**WORK TO COMPLETE**. Wherever "subtitle" appears in a line, copy that line.

── DATASET EXTRACT ──

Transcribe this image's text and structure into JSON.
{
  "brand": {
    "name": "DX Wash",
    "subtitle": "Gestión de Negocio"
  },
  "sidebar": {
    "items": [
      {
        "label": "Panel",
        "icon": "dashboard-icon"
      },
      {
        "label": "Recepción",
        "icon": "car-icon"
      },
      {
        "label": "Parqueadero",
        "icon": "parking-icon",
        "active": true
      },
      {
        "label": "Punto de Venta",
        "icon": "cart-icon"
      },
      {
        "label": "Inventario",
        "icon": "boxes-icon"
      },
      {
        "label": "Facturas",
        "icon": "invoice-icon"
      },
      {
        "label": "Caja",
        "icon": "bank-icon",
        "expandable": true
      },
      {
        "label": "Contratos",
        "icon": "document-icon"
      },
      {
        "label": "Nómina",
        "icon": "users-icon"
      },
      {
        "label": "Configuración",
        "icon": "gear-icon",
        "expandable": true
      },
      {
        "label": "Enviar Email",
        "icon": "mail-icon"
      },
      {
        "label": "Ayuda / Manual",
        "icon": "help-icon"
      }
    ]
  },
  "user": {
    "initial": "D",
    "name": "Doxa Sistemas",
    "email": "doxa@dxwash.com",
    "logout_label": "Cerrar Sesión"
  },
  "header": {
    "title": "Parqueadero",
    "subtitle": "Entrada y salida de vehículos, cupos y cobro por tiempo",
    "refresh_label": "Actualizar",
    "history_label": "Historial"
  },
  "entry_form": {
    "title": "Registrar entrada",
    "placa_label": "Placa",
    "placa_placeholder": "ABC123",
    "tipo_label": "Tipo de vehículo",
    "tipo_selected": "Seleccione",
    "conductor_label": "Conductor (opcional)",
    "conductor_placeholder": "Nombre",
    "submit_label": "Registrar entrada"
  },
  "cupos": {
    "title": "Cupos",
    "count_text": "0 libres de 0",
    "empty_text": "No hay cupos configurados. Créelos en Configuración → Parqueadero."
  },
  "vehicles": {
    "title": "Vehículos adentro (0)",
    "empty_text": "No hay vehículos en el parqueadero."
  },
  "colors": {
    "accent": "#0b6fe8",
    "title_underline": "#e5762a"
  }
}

───

**ANSWER IN FULL**.
    "subtitle": "Gestión de Negocio"
    "subtitle": "Entrada y salida de vehículos, cupos y cobro por tiempo",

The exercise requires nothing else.